最初の侍・岡裕則がまずやったこと

大和証券は野村證券(野村HD)、みずほ証券(みずほFG)、SMBC日興証券(三井住友FG)、三菱UFJモルガン・スタンレー証券(三菱UFJFG)とともに、総合証券会社の大手5社であり、業界2位だ。そして野村證券とともにメガバンクの金融持ち株会社に属さない独立系の証券会社である。

そんな大和証券の海外担当の副社長が岡裕則だ。

2012年、岡はシンガポールを含むアジア全体の副担当役員になった。そして、手を付けたのがシンガポールで行っていた個人富裕層向けビジネスを改革することだった。

大和証券副社長の岡裕則さん。シンガポール向けサービスは閉鎖も検討されていたが、「最後にもう一度だけ勝負したい」と思い、国内支店からトップ営業員を続々と招いた
撮影=大沢尚芳
大和証券副社長の岡裕則さん。シンガポール向けサービスは閉鎖も検討されていたが、「最後にもう一度だけ勝負したい」と思い、国内支店からトップ営業員を続々と招いた

まず、岡がやったのは香港の現地法人に残っていた個人口座をすべてシンガポールに移すことだ。アセットとして預かるのであれば分散させるよりも、1カ所に集中させたほうが効率がいい。また、預かる場所をシンガポールにしておけばマレーシア、タイ、フィリピン、インドネシアなど近隣のアジア諸国に移住している日本人富裕層も顧客の対象にできる。

════

課題 1: 上の大和証券の記事から、「2012年、岡はシンガポール」から「富裕層も顧客の対象にできる。」までの部分をすべて、一字一句変えずに抜き出す。

収集データ:
════

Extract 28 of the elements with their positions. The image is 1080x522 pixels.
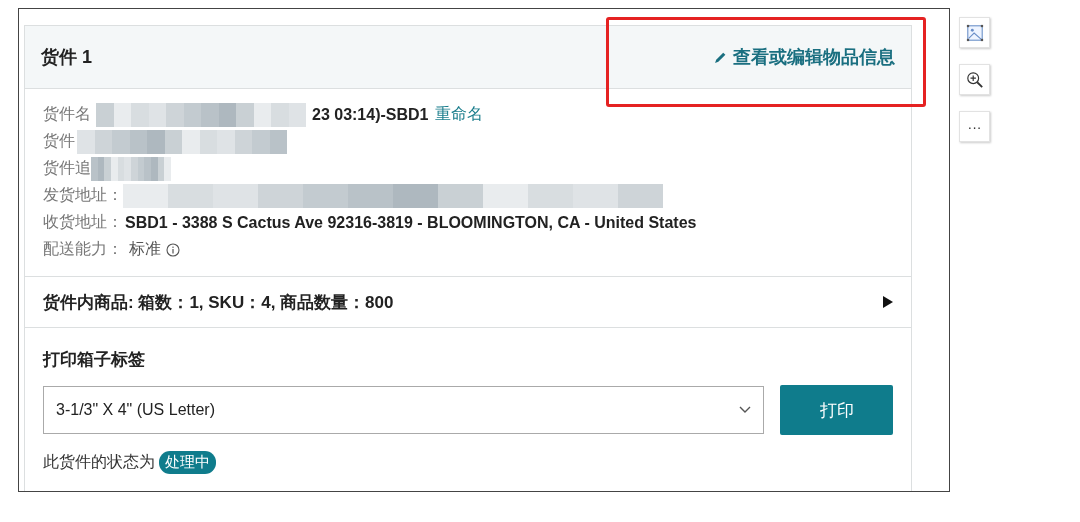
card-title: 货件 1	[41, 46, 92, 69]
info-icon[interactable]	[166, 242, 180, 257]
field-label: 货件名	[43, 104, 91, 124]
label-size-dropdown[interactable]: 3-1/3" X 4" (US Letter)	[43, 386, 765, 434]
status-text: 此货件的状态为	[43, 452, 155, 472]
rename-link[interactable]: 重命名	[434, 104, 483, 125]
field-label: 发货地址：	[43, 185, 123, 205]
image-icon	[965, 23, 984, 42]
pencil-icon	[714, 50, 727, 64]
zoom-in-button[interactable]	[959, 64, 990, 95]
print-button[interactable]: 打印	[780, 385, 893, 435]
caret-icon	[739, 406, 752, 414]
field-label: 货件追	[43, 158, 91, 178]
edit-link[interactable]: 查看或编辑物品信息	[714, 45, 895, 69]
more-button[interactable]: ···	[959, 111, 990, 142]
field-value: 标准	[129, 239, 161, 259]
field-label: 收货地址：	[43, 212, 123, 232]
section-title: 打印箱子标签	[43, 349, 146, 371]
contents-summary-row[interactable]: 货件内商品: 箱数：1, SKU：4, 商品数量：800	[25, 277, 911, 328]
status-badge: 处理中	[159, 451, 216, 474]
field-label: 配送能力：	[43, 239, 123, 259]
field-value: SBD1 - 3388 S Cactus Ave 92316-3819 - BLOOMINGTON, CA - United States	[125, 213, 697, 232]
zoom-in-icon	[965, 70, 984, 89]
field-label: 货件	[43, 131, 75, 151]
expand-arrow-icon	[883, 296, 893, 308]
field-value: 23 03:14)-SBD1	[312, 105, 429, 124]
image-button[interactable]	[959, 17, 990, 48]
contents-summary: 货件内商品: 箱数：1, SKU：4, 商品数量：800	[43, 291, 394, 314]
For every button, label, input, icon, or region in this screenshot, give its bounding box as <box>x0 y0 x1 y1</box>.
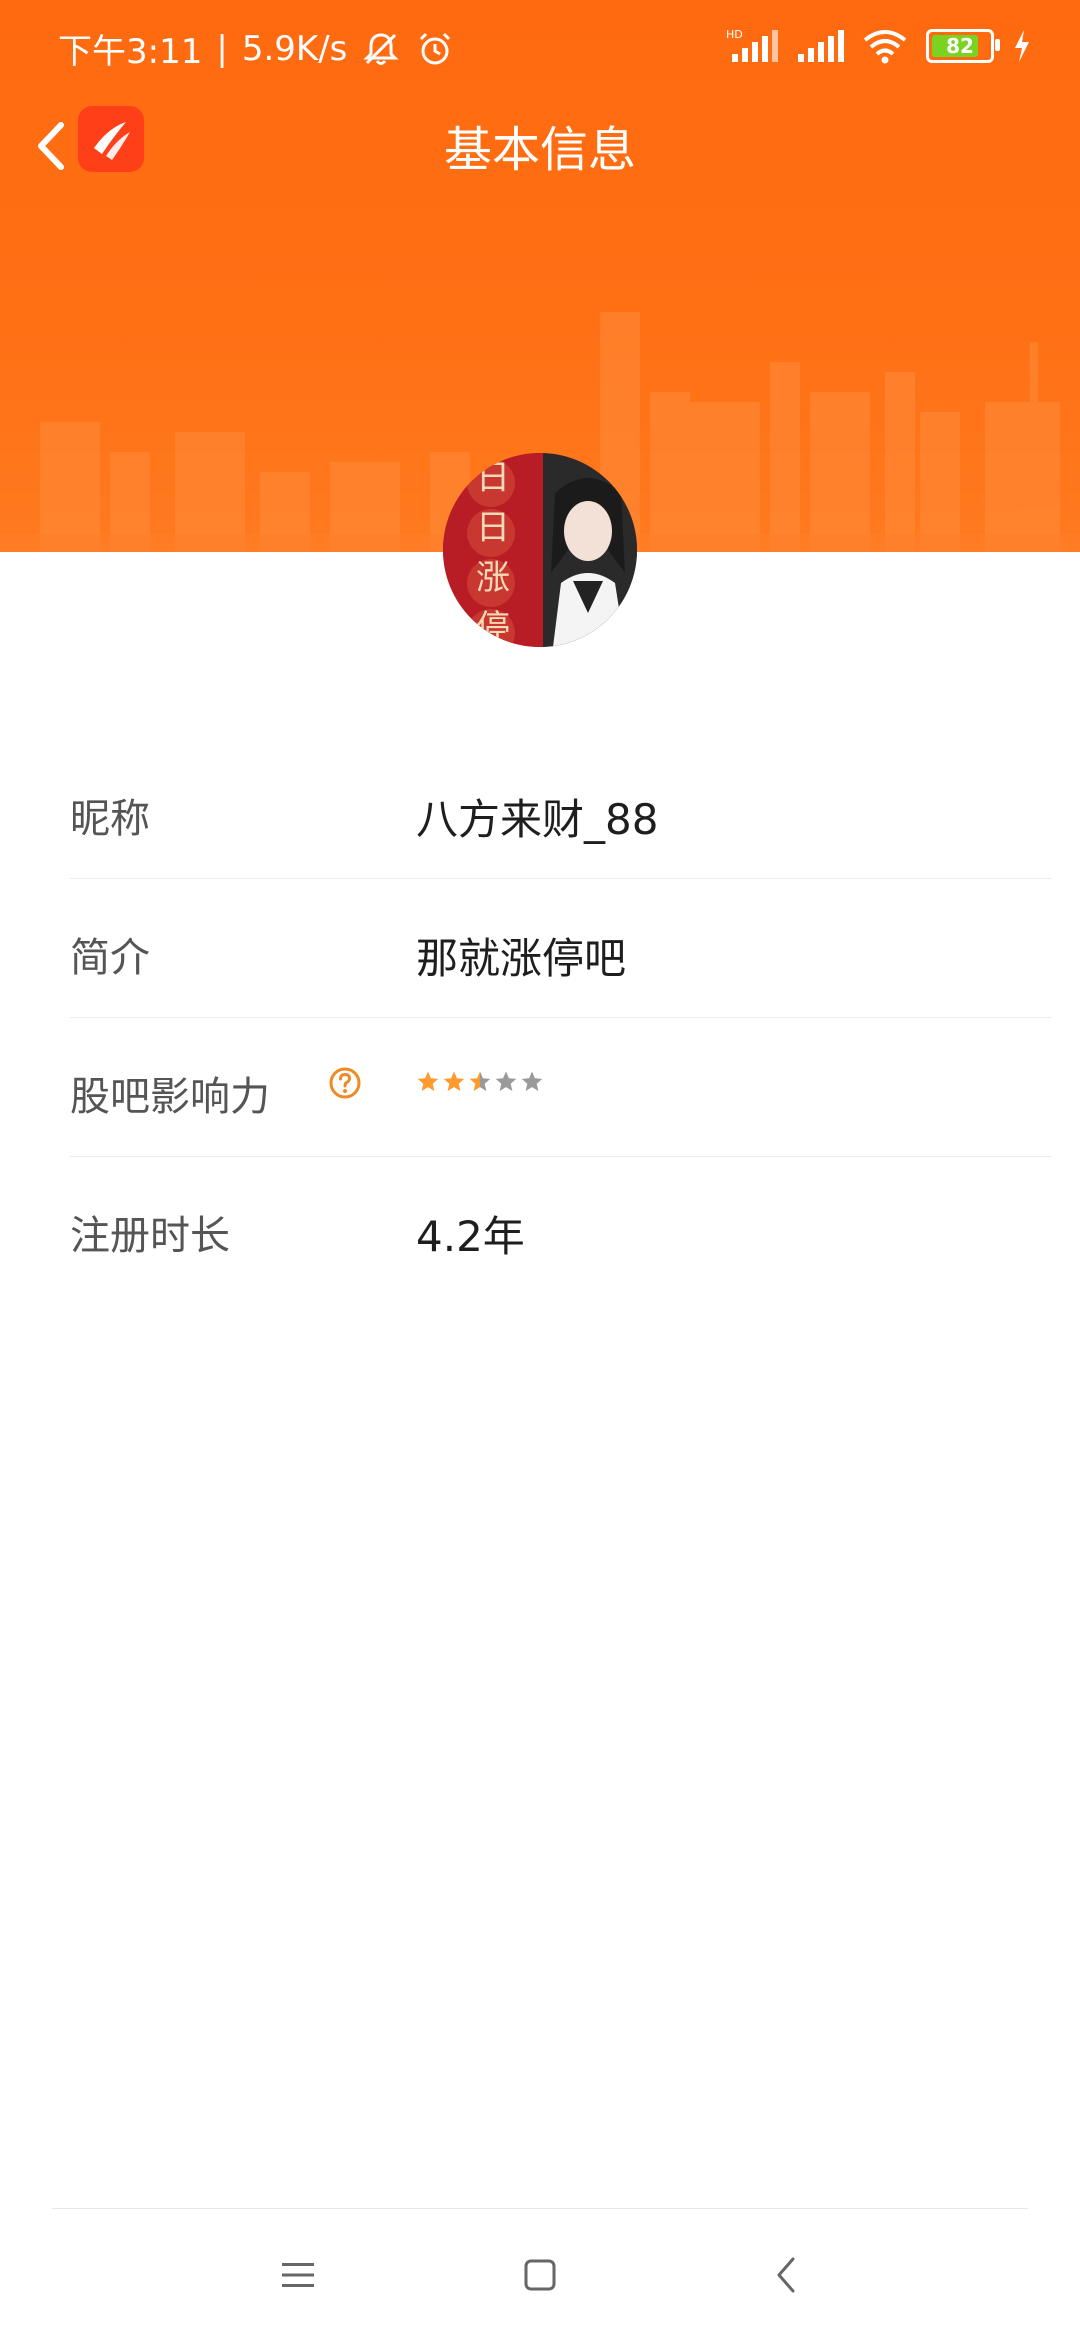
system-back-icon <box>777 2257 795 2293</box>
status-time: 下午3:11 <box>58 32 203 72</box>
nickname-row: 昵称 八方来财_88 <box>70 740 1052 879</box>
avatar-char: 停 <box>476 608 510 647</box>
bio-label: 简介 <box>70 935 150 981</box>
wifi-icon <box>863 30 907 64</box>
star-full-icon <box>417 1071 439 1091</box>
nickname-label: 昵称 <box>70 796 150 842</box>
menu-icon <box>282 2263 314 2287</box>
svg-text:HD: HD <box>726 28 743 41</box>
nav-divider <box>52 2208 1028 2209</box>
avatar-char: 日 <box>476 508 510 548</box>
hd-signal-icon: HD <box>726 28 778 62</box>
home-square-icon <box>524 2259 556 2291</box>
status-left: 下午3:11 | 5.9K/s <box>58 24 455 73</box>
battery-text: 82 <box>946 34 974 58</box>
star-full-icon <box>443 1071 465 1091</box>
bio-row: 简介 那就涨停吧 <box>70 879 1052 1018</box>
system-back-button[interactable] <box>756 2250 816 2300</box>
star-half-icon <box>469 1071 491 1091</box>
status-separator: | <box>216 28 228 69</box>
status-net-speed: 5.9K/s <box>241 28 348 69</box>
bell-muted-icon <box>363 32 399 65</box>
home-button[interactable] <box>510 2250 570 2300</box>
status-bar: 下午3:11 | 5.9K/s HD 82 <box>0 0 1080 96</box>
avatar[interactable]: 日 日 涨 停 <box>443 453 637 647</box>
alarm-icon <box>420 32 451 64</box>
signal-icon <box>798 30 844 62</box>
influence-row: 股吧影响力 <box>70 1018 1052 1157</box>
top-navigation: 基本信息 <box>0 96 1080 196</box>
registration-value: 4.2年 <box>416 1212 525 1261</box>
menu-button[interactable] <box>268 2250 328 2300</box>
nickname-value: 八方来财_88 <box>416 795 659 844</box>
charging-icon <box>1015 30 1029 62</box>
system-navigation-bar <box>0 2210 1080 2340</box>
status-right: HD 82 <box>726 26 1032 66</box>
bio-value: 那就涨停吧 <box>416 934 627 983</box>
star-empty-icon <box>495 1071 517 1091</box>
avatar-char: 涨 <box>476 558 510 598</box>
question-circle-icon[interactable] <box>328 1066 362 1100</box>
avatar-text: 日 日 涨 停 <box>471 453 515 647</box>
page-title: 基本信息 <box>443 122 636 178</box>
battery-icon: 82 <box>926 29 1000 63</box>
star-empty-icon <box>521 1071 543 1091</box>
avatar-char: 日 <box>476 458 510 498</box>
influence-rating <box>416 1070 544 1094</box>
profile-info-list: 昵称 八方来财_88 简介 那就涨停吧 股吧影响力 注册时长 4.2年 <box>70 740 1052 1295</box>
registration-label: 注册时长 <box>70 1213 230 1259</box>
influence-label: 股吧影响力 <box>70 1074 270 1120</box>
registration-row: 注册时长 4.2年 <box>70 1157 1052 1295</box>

════

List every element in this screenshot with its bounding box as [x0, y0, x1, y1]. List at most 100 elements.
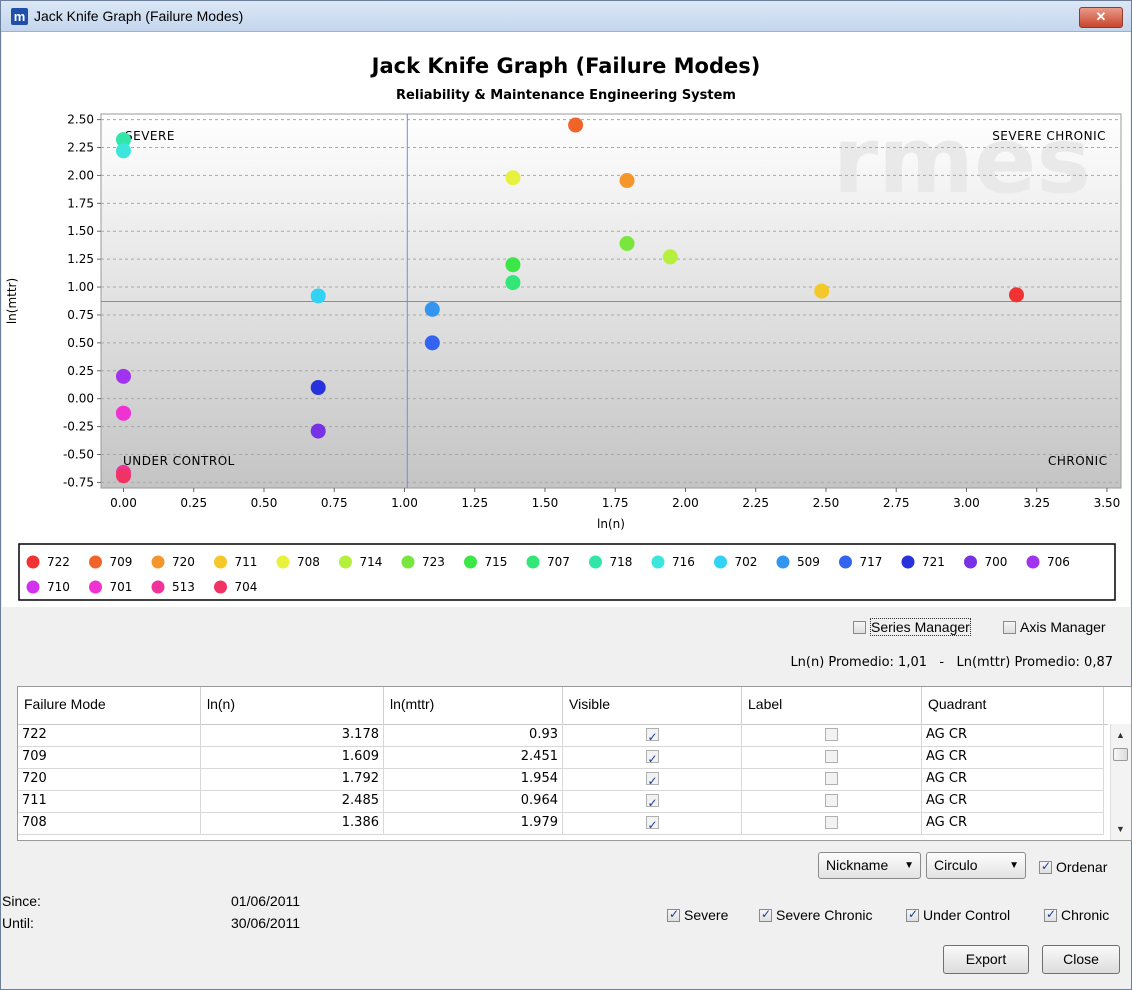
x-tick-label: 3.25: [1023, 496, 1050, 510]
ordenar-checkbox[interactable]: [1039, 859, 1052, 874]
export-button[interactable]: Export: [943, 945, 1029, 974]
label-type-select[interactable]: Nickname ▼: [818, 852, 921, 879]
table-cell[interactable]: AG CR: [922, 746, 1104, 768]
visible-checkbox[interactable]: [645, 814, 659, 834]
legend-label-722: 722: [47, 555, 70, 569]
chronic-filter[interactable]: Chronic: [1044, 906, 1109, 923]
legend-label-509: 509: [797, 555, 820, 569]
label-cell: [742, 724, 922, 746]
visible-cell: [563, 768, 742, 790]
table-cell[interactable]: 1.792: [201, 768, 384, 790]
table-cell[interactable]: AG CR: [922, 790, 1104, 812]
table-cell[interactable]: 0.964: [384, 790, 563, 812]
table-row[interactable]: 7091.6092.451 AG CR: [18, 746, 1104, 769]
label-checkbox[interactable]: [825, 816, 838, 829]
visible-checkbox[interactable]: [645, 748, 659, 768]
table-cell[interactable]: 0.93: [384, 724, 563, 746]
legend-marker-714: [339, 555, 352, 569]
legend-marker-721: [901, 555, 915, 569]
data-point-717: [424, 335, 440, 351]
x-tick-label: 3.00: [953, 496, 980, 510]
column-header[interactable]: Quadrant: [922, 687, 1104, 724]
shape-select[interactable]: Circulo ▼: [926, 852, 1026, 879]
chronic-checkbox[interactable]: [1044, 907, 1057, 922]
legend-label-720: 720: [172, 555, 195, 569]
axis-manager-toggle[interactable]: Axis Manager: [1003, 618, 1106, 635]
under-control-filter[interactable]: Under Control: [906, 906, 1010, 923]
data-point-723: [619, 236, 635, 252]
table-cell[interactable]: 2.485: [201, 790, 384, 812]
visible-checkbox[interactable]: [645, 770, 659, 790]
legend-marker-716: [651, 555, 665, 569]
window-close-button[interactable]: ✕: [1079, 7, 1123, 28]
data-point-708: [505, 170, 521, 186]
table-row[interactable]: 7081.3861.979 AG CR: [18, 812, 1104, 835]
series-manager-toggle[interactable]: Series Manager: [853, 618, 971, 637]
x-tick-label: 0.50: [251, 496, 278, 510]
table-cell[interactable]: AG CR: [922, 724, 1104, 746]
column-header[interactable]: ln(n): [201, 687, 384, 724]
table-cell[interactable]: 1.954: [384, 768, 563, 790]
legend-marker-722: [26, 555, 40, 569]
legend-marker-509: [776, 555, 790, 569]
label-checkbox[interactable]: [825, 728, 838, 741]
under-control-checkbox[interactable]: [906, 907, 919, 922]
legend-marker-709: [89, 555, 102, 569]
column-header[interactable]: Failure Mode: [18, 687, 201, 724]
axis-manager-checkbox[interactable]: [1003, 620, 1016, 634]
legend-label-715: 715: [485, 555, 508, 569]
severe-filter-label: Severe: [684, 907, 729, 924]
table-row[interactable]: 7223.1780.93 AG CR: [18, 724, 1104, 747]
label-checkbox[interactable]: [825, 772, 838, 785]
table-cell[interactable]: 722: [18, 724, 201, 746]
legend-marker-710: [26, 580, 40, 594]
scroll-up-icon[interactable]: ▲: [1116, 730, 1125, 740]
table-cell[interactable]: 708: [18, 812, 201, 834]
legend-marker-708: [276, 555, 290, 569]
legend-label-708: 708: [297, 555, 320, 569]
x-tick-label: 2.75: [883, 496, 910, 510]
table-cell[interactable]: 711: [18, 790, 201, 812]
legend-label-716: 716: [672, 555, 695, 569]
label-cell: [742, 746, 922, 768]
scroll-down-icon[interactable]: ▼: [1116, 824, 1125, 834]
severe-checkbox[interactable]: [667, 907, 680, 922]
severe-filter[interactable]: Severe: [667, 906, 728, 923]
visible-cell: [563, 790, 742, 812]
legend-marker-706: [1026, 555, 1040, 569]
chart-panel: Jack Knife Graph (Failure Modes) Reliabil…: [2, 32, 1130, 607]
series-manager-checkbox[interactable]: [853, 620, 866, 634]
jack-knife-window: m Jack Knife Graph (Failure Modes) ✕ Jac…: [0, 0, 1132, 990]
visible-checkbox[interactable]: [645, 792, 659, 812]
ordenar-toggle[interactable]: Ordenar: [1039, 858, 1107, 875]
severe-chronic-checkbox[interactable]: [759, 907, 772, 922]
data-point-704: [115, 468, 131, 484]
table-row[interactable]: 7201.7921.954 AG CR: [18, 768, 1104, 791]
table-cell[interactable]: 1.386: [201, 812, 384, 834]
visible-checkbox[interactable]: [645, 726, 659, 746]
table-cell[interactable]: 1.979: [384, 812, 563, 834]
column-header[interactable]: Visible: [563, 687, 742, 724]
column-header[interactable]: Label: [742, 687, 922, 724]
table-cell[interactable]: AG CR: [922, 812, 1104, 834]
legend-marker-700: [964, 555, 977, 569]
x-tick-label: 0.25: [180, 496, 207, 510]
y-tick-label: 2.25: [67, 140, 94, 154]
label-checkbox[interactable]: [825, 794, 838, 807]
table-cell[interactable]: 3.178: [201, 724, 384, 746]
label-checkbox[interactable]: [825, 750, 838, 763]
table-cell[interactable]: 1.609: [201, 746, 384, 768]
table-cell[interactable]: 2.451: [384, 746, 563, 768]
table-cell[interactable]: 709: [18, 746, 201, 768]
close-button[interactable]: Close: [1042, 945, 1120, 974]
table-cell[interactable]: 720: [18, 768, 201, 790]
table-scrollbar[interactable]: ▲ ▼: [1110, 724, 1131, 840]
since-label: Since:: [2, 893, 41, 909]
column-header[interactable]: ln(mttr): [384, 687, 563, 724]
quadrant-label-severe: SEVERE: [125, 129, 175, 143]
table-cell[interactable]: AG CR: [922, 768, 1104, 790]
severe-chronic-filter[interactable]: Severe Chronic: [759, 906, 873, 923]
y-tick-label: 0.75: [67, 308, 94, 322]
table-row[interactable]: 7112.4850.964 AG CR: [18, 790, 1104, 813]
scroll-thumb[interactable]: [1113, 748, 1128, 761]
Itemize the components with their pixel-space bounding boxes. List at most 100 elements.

════

課題 2: 上の記録のうち、「system-back-icon <box>777 2257 795 2293</box>」を含む行から「svg-text:HD: HD <box>726 28 743 41</box>」を含む行までをすべて、1行につき1つの文字列とするJSONのリストに入れてください。空行は除き、この範囲の行だけを対象とすること。

最終結果 1:
2012年、岡はシンガポールを含むアジア全体の副担当役員になった。そして、手を付けたのがシンガポールで行っていた個人富裕層向けビジネスを改革することだった。

大和証券副社長の岡裕則さん。シンガポール向けサービスは閉鎖も検討されていたが、「最後にもう一度だけ勝負したい」と思い、国内支店からトップ営業員を続々と招いた
撮影=大沢尚芳
大和証券副社長の岡裕則さん。シンガポール向けサービスは閉鎖も検討されていたが、「最後にもう一度だけ勝負したい」と思い、国内支店からトップ営業員を続々と招いた

まず、岡がやったのは香港の現地法人に残っていた個人口座をすべてシンガポールに移すことだ。アセットとして預かるのであれば分散させるよりも、1カ所に集中させたほうが効率がいい。また、預かる場所をシンガポールにしておけばマレーシア、タイ、フィリピン、インドネシアなど近隣のアジア諸国に移住している日本人富裕層も顧客の対象にできる。

最終結果 2:
[
  "system-back-icon <box>777 2257 795 2293</box>",
  "status-time: 下午3:11 <box>58 32 203 72</box>",
  "nickname-row: 昵称 八方来财_88 <box>70 740 1052 879</box>",
  "avatar-char: 停 <box>476 608 510 647</box>",
  "bio-label: 简介 <box>70 935 150 981</box>",
  "wifi-icon <box>863 30 907 64</box>",
  "star-full-icon <box>417 1071 439 1091</box>",
  "nickname-label: 昵称 <box>70 796 150 842</box>",
  "menu-icon <box>282 2263 314 2287</box>",
  "svg-text:HD: HD <box>726 28 743 41</box>"
]